### Written exercise:
How many lines of the records hold the string "pattern"? Reply with the number alone.

### Exercise inputs:
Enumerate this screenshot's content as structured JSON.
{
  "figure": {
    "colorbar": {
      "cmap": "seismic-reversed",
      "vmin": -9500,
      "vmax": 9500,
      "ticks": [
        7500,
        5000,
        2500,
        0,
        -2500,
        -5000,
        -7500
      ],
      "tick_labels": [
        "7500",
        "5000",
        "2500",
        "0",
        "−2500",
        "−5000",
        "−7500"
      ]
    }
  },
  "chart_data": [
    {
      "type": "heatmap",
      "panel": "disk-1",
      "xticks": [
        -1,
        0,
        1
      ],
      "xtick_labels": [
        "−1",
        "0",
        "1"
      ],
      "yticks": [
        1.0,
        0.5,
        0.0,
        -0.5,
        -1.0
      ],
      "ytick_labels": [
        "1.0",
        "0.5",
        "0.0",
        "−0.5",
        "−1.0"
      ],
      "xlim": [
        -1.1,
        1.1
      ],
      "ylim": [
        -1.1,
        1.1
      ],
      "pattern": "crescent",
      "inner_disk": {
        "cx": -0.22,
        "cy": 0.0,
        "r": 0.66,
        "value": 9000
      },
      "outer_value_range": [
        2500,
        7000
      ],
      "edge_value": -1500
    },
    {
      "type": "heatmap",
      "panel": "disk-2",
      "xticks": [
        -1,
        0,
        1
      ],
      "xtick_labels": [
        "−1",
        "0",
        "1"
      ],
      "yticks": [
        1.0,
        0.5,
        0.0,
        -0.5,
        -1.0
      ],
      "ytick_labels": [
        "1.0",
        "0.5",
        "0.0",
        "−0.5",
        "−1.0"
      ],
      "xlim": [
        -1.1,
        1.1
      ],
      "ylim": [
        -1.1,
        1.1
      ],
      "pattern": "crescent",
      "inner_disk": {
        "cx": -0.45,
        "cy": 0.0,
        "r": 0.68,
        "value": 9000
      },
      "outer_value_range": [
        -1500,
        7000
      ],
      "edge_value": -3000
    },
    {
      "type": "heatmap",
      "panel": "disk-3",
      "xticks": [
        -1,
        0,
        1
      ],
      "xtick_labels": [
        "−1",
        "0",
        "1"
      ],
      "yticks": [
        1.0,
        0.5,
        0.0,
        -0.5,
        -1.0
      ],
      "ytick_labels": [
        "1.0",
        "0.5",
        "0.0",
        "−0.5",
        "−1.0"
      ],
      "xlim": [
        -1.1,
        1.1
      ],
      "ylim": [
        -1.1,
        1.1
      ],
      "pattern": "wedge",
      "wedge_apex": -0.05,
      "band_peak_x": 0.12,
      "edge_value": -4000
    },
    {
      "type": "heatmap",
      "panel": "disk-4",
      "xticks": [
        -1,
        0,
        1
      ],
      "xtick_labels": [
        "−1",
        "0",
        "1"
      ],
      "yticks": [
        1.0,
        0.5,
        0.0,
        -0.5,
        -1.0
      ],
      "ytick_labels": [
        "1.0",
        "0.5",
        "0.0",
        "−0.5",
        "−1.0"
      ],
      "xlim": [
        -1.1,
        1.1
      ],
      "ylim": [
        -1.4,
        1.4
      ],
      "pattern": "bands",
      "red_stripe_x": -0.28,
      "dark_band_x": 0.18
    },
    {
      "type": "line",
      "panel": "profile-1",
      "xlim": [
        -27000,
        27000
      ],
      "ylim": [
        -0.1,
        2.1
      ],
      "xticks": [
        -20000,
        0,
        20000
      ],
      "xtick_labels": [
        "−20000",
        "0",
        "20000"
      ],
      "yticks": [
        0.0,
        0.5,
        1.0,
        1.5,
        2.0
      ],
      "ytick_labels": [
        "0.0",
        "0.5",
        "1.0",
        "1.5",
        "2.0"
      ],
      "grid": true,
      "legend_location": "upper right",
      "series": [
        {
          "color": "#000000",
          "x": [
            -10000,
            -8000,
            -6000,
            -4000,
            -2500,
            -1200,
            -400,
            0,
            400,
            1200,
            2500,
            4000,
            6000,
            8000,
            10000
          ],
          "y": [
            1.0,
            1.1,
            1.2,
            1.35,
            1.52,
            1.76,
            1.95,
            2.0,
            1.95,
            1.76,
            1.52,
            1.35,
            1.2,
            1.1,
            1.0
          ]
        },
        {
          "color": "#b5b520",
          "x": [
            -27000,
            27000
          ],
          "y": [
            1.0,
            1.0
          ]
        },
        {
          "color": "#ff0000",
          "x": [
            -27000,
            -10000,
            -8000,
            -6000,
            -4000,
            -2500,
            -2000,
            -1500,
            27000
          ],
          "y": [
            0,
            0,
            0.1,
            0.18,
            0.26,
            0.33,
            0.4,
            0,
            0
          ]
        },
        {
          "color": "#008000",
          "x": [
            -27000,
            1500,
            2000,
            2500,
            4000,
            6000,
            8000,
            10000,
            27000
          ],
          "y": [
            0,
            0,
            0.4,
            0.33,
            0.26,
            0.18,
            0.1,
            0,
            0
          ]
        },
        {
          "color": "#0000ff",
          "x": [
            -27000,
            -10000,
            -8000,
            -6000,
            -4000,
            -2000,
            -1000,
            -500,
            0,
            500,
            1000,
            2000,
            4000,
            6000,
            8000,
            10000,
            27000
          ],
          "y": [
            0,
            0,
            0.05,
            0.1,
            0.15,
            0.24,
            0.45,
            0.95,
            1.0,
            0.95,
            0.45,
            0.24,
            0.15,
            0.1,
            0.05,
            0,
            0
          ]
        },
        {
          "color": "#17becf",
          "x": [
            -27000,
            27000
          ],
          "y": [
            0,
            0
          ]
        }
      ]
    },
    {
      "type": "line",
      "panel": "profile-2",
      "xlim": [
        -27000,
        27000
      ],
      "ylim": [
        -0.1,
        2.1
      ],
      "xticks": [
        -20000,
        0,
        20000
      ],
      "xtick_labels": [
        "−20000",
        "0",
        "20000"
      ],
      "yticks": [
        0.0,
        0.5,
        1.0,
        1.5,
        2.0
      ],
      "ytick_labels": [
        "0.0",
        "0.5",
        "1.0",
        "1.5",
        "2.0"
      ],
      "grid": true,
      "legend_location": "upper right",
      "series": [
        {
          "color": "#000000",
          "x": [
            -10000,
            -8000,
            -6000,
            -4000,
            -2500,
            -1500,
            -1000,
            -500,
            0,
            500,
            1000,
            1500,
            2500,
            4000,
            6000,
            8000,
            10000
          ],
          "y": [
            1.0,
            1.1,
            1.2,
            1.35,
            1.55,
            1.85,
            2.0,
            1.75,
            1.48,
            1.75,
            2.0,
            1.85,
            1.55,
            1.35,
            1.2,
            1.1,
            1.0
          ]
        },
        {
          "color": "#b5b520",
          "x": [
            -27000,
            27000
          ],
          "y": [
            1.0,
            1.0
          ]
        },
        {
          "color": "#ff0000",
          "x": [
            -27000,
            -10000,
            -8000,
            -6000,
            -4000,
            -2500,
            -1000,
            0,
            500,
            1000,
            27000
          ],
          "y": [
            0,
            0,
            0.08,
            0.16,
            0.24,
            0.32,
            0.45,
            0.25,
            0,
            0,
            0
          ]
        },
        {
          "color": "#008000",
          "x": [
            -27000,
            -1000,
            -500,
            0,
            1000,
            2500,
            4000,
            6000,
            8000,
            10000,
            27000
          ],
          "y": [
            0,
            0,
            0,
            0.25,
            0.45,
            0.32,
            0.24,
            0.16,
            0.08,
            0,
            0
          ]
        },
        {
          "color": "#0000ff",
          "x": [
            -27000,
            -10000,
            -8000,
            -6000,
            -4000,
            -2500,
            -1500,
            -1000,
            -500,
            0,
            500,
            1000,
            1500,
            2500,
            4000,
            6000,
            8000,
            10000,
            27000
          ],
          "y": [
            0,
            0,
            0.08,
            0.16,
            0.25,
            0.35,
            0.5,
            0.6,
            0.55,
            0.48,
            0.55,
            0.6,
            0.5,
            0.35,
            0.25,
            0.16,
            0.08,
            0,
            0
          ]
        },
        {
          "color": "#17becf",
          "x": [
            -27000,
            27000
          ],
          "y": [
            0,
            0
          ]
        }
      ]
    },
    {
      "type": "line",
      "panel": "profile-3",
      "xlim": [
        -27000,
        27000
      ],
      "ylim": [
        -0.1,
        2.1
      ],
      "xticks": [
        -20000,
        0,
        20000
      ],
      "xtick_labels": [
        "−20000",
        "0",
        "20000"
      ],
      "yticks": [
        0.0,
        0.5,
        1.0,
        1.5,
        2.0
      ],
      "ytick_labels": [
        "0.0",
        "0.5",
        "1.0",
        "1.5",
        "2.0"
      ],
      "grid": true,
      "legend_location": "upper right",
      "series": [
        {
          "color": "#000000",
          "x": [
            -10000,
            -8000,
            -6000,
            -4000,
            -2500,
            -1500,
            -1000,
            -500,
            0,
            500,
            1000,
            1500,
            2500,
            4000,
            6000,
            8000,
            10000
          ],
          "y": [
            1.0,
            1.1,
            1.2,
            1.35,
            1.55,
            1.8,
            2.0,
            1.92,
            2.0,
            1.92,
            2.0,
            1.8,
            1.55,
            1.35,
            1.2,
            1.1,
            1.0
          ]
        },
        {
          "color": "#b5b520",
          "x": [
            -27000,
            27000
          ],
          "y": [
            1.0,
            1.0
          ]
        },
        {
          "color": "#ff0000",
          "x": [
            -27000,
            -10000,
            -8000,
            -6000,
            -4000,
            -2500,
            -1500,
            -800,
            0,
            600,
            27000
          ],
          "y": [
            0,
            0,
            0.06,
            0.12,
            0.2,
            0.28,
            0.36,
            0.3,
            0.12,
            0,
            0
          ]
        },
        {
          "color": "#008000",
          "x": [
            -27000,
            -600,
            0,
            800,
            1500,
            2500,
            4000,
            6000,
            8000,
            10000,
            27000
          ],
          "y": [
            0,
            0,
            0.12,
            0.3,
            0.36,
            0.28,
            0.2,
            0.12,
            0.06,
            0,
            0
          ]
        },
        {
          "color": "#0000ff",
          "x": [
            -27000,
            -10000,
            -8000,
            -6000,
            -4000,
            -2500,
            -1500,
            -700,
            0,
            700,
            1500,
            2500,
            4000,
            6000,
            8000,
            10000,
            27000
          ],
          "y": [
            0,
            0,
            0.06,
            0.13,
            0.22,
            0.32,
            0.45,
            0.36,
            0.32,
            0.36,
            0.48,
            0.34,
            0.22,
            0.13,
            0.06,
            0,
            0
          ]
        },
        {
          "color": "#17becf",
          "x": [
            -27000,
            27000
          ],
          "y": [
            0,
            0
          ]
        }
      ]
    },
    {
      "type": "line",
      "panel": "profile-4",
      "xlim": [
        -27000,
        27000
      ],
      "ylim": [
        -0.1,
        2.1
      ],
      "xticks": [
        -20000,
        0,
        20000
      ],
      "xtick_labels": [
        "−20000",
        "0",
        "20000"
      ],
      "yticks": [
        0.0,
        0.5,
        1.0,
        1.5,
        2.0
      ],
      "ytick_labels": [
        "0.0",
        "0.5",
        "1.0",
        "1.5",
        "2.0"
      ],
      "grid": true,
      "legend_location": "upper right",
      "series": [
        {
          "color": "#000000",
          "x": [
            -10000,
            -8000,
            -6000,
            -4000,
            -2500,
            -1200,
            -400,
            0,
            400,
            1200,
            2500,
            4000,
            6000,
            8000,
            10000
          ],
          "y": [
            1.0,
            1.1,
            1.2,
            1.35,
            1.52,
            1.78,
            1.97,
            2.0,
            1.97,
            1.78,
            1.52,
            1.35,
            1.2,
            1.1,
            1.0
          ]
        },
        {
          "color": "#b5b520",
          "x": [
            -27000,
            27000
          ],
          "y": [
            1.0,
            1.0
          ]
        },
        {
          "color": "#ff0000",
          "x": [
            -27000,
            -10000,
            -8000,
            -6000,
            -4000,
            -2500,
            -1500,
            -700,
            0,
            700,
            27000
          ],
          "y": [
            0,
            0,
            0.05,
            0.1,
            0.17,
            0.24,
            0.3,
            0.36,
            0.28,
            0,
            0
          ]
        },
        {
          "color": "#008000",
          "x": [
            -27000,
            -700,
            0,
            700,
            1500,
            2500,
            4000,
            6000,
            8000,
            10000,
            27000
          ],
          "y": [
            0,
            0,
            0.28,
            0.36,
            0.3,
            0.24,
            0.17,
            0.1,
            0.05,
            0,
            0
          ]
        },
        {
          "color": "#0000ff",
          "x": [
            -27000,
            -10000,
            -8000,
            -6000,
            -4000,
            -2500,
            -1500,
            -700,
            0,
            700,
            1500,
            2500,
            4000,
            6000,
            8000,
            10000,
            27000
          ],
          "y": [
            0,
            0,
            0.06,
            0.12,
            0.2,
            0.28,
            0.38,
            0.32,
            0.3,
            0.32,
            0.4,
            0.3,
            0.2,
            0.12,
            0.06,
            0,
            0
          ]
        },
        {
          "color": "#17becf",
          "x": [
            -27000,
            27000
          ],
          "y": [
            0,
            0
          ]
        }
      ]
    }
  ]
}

--

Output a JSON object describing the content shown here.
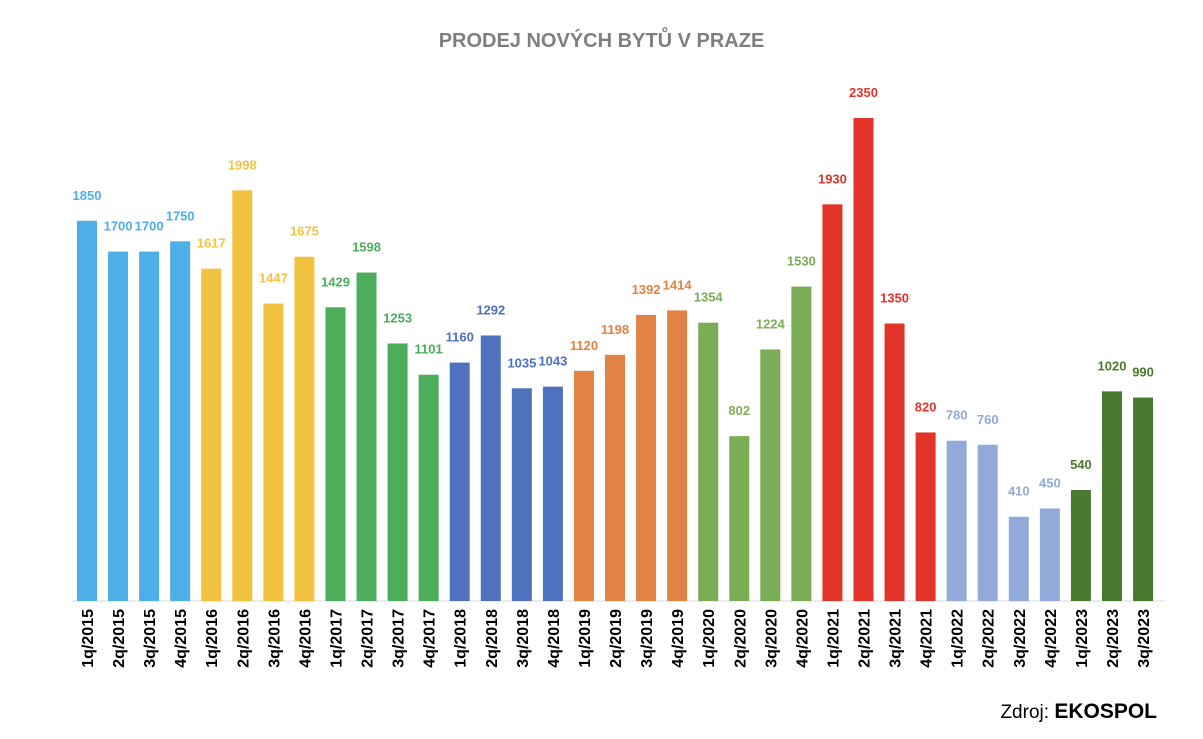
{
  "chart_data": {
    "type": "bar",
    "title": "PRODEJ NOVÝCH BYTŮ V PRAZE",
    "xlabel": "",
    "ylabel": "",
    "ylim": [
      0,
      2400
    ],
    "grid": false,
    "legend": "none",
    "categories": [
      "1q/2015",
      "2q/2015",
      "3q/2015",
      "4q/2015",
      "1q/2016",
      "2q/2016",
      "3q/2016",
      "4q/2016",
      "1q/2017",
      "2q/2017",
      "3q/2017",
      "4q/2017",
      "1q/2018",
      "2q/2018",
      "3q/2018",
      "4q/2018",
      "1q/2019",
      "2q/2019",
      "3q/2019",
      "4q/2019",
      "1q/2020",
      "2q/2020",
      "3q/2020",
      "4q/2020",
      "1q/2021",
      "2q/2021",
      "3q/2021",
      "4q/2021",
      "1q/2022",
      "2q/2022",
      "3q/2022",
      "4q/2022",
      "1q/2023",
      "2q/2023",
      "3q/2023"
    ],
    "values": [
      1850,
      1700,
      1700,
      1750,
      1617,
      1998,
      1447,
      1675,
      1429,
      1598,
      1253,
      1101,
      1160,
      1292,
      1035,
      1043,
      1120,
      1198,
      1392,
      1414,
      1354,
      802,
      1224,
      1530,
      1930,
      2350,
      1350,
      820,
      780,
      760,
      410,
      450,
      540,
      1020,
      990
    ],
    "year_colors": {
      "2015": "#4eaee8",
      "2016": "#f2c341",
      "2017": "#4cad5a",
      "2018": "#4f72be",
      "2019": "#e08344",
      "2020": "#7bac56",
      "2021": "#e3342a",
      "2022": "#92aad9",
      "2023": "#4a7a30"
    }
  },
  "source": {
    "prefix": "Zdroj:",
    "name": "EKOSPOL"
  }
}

### Task response:
4